**EXERCISE GOAL**
Read the listing and extract each line that includes the word "Here".

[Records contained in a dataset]
——————
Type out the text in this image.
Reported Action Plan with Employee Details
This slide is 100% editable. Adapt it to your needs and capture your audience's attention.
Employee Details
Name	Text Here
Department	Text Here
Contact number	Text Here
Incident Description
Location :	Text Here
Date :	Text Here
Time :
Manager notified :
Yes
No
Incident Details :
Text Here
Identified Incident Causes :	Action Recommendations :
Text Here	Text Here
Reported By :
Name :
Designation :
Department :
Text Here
——————
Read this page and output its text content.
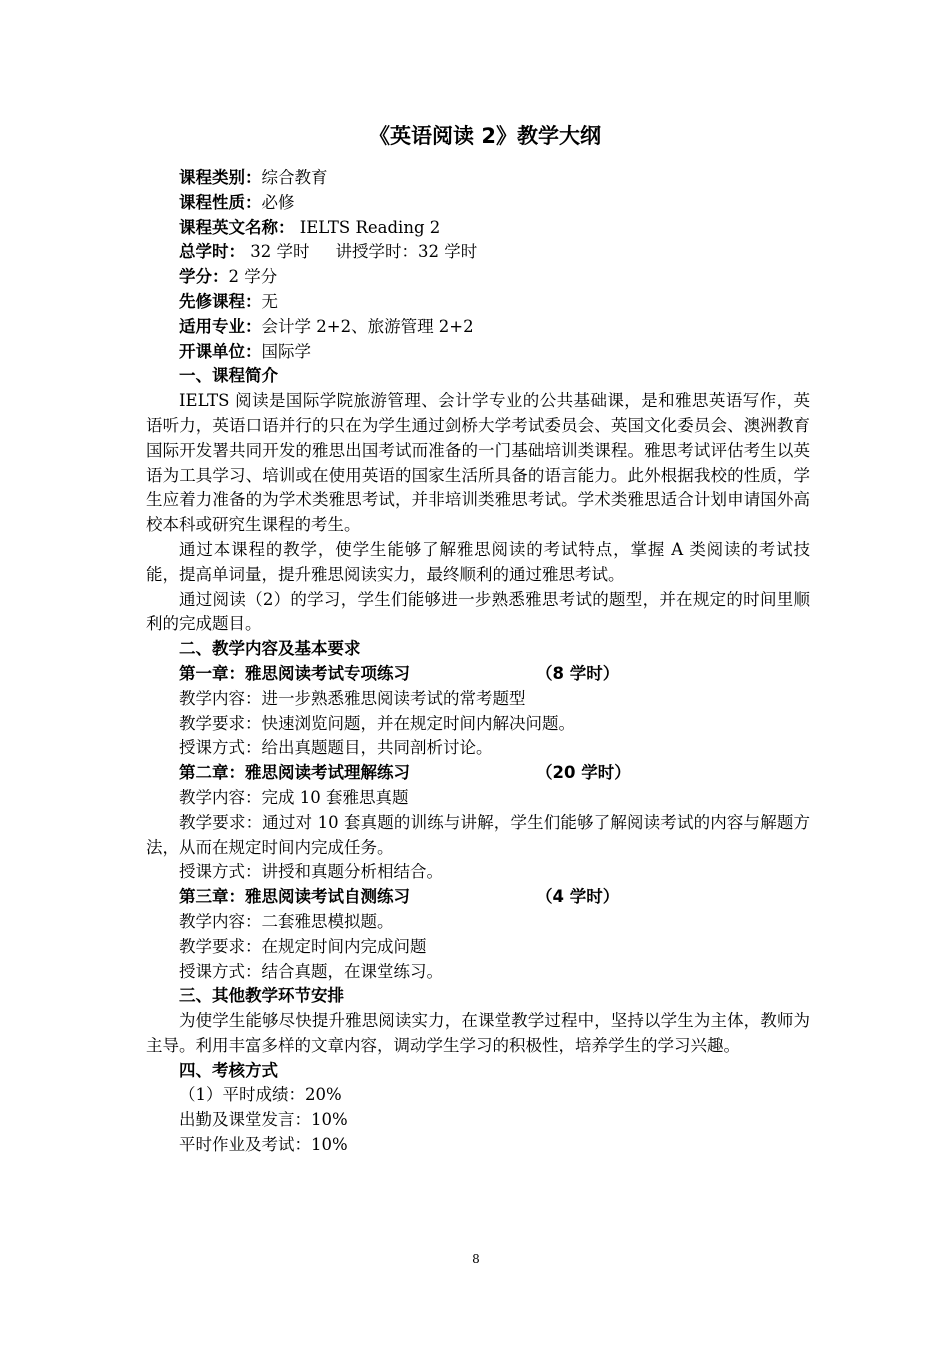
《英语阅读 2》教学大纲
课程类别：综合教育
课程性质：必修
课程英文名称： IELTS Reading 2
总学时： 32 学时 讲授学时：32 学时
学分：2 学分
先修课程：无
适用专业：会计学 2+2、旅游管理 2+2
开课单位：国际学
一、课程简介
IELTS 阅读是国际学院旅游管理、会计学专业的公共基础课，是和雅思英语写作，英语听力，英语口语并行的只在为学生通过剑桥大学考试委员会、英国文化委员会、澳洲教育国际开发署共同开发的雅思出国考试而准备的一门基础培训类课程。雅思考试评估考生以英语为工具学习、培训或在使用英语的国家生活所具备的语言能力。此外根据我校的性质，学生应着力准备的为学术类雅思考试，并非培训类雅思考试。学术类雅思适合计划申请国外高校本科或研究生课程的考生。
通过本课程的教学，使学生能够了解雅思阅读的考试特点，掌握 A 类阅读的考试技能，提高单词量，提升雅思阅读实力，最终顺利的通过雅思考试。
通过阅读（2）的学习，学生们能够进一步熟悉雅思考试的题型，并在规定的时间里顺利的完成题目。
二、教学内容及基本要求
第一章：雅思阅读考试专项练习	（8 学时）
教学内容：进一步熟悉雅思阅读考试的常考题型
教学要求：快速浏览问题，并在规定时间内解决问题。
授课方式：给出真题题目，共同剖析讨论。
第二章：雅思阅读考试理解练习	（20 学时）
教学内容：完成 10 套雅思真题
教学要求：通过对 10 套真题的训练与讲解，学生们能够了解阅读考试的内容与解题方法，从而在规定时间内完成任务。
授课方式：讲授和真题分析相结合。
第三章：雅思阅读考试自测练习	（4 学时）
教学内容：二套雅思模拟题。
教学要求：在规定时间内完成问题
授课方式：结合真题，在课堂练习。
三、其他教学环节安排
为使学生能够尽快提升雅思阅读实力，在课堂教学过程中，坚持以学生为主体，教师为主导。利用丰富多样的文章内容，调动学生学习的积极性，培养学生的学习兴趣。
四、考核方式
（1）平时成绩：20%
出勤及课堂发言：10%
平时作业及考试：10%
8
——————
**COMPLETE ANSWER**
Name	Text Here
Department	Text Here
Contact number	Text Here
Location :	Text Here
Date :	Text Here
Text Here
Text Here	Text Here
Text Here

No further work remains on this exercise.